▶ **Entries**:
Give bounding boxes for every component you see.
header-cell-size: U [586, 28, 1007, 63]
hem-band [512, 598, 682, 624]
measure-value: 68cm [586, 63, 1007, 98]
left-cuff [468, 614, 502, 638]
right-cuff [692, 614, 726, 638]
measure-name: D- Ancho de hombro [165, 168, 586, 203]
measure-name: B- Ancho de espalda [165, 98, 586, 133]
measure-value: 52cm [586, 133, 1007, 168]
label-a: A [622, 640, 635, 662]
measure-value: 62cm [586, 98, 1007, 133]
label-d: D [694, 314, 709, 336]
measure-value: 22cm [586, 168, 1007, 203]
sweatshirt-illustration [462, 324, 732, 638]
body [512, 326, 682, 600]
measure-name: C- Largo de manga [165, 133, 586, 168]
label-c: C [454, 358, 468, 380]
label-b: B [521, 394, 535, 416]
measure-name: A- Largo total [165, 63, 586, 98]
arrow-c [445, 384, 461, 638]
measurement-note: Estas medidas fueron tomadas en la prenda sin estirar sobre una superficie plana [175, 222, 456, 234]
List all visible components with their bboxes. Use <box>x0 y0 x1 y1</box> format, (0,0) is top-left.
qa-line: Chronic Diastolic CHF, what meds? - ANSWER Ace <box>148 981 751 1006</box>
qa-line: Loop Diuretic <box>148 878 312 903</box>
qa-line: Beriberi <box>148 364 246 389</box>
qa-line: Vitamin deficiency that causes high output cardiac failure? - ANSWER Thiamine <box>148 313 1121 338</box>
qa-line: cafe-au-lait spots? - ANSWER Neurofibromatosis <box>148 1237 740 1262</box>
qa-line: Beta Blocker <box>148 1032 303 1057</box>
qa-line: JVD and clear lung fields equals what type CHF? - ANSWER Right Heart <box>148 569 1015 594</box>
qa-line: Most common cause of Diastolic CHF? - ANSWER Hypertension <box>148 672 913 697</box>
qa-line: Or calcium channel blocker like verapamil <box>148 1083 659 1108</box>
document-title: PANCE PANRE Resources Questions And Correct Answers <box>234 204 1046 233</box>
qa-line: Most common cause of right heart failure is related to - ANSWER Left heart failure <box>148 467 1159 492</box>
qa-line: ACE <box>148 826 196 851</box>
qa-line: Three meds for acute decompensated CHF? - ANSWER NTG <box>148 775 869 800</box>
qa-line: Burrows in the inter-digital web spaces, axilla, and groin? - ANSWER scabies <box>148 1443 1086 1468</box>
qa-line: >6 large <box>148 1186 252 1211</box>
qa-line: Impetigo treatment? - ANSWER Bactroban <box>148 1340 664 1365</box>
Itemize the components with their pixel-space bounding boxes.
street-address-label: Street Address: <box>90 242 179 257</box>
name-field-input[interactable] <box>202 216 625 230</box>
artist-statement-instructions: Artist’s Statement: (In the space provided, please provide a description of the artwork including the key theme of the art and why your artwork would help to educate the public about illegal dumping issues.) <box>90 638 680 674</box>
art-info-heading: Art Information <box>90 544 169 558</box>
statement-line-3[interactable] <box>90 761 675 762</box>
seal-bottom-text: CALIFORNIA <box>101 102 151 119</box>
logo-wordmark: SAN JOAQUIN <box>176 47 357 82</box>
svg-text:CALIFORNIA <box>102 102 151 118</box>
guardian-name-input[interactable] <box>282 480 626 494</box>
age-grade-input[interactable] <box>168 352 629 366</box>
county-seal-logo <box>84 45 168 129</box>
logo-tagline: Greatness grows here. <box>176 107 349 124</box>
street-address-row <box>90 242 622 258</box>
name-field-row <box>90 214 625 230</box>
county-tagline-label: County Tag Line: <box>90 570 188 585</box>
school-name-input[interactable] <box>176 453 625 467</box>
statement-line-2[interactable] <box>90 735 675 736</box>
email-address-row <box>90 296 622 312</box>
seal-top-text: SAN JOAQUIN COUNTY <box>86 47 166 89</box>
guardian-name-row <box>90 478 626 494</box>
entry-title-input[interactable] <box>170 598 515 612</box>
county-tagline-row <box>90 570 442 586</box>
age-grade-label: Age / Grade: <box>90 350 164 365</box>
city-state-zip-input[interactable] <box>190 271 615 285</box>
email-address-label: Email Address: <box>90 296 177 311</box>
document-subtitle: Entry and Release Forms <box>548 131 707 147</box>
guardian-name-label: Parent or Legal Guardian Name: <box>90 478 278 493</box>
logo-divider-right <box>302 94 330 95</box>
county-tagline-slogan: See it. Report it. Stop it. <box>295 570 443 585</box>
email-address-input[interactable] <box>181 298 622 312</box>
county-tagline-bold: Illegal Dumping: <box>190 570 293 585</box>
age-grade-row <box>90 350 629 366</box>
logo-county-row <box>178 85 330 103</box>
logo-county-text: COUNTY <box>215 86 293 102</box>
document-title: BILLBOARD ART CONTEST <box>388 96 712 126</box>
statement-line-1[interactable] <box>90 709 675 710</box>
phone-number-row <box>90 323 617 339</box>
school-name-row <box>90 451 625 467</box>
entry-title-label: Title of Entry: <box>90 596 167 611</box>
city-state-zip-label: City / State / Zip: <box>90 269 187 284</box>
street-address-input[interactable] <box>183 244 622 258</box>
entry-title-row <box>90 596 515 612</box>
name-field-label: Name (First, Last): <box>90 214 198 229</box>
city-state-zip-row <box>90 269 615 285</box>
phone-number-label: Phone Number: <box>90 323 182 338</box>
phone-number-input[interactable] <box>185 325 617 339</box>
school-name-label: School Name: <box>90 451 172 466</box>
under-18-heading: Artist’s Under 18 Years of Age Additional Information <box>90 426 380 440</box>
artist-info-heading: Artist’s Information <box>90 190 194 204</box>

▶ **Written task**:
Please rewrite all of the data above, changing every "measure-value" to "size-value" and leaving everything else as it is.

▶ **Solution**:
Give bounding boxes for every component you see.
header-cell-size: U [586, 28, 1007, 63]
hem-band [512, 598, 682, 624]
size-value: 68cm [586, 63, 1007, 98]
left-cuff [468, 614, 502, 638]
right-cuff [692, 614, 726, 638]
measure-name: D- Ancho de hombro [165, 168, 586, 203]
measure-name: B- Ancho de espalda [165, 98, 586, 133]
size-value: 52cm [586, 133, 1007, 168]
label-a: A [622, 640, 635, 662]
size-value: 62cm [586, 98, 1007, 133]
label-d: D [694, 314, 709, 336]
size-value: 22cm [586, 168, 1007, 203]
sweatshirt-illustration [462, 324, 732, 638]
body [512, 326, 682, 600]
measure-name: C- Largo de manga [165, 133, 586, 168]
label-c: C [454, 358, 468, 380]
label-b: B [521, 394, 535, 416]
measure-name: A- Largo total [165, 63, 586, 98]
arrow-c [445, 384, 461, 638]
measurement-note: Estas medidas fueron tomadas en la prenda sin estirar sobre una superficie plana [175, 222, 456, 234]
List all visible components with their bboxes. Use <box>x0 y0 x1 y1</box> format, (0,0) is top-left.
qa-line: Chronic Diastolic CHF, what meds? - ANSWER Ace <box>148 981 751 1006</box>
qa-line: Loop Diuretic <box>148 878 312 903</box>
qa-line: Beriberi <box>148 364 246 389</box>
qa-line: Vitamin deficiency that causes high output cardiac failure? - ANSWER Thiamine <box>148 313 1121 338</box>
qa-line: cafe-au-lait spots? - ANSWER Neurofibromatosis <box>148 1237 740 1262</box>
qa-line: Beta Blocker <box>148 1032 303 1057</box>
qa-line: JVD and clear lung fields equals what type CHF? - ANSWER Right Heart <box>148 569 1015 594</box>
qa-line: Most common cause of Diastolic CHF? - ANSWER Hypertension <box>148 672 913 697</box>
qa-line: Or calcium channel blocker like verapamil <box>148 1083 659 1108</box>
document-title: PANCE PANRE Resources Questions And Correct Answers <box>234 204 1046 233</box>
qa-line: Most common cause of right heart failure is related to - ANSWER Left heart failure <box>148 467 1159 492</box>
qa-line: ACE <box>148 826 196 851</box>
qa-line: Three meds for acute decompensated CHF? - ANSWER NTG <box>148 775 869 800</box>
qa-line: Burrows in the inter-digital web spaces, axilla, and groin? - ANSWER scabies <box>148 1443 1086 1468</box>
qa-line: >6 large <box>148 1186 252 1211</box>
qa-line: Impetigo treatment? - ANSWER Bactroban <box>148 1340 664 1365</box>
Itemize the components with their pixel-space bounding boxes.
street-address-label: Street Address: <box>90 242 179 257</box>
name-field-input[interactable] <box>202 216 625 230</box>
artist-statement-instructions: Artist’s Statement: (In the space provided, please provide a description of the artwork including the key theme of the art and why your artwork would help to educate the public about illegal dumping issues.) <box>90 638 680 674</box>
art-info-heading: Art Information <box>90 544 169 558</box>
statement-line-3[interactable] <box>90 761 675 762</box>
seal-bottom-text: CALIFORNIA <box>101 102 151 119</box>
logo-wordmark: SAN JOAQUIN <box>176 47 357 82</box>
svg-text:CALIFORNIA <box>102 102 151 118</box>
guardian-name-input[interactable] <box>282 480 626 494</box>
age-grade-input[interactable] <box>168 352 629 366</box>
county-seal-logo <box>84 45 168 129</box>
logo-tagline: Greatness grows here. <box>176 107 349 124</box>
street-address-row <box>90 242 622 258</box>
name-field-row <box>90 214 625 230</box>
county-tagline-label: County Tag Line: <box>90 570 188 585</box>
school-name-input[interactable] <box>176 453 625 467</box>
statement-line-2[interactable] <box>90 735 675 736</box>
email-address-row <box>90 296 622 312</box>
seal-top-text: SAN JOAQUIN COUNTY <box>86 47 166 89</box>
guardian-name-row <box>90 478 626 494</box>
entry-title-input[interactable] <box>170 598 515 612</box>
county-tagline-row <box>90 570 442 586</box>
age-grade-label: Age / Grade: <box>90 350 164 365</box>
city-state-zip-input[interactable] <box>190 271 615 285</box>
email-address-label: Email Address: <box>90 296 177 311</box>
document-subtitle: Entry and Release Forms <box>548 131 707 147</box>
guardian-name-label: Parent or Legal Guardian Name: <box>90 478 278 493</box>
logo-divider-right <box>302 94 330 95</box>
county-tagline-slogan: See it. Report it. Stop it. <box>295 570 443 585</box>
email-address-input[interactable] <box>181 298 622 312</box>
county-tagline-bold: Illegal Dumping: <box>190 570 293 585</box>
age-grade-row <box>90 350 629 366</box>
logo-county-row <box>178 85 330 103</box>
logo-county-text: COUNTY <box>215 86 293 102</box>
document-title: BILLBOARD ART CONTEST <box>388 96 712 126</box>
statement-line-1[interactable] <box>90 709 675 710</box>
phone-number-row <box>90 323 617 339</box>
school-name-row <box>90 451 625 467</box>
entry-title-label: Title of Entry: <box>90 596 167 611</box>
city-state-zip-label: City / State / Zip: <box>90 269 187 284</box>
street-address-input[interactable] <box>183 244 622 258</box>
entry-title-row <box>90 596 515 612</box>
name-field-label: Name (First, Last): <box>90 214 198 229</box>
city-state-zip-row <box>90 269 615 285</box>
phone-number-label: Phone Number: <box>90 323 182 338</box>
phone-number-input[interactable] <box>185 325 617 339</box>
school-name-label: School Name: <box>90 451 172 466</box>
under-18-heading: Artist’s Under 18 Years of Age Additional Information <box>90 426 380 440</box>
artist-info-heading: Artist’s Information <box>90 190 194 204</box>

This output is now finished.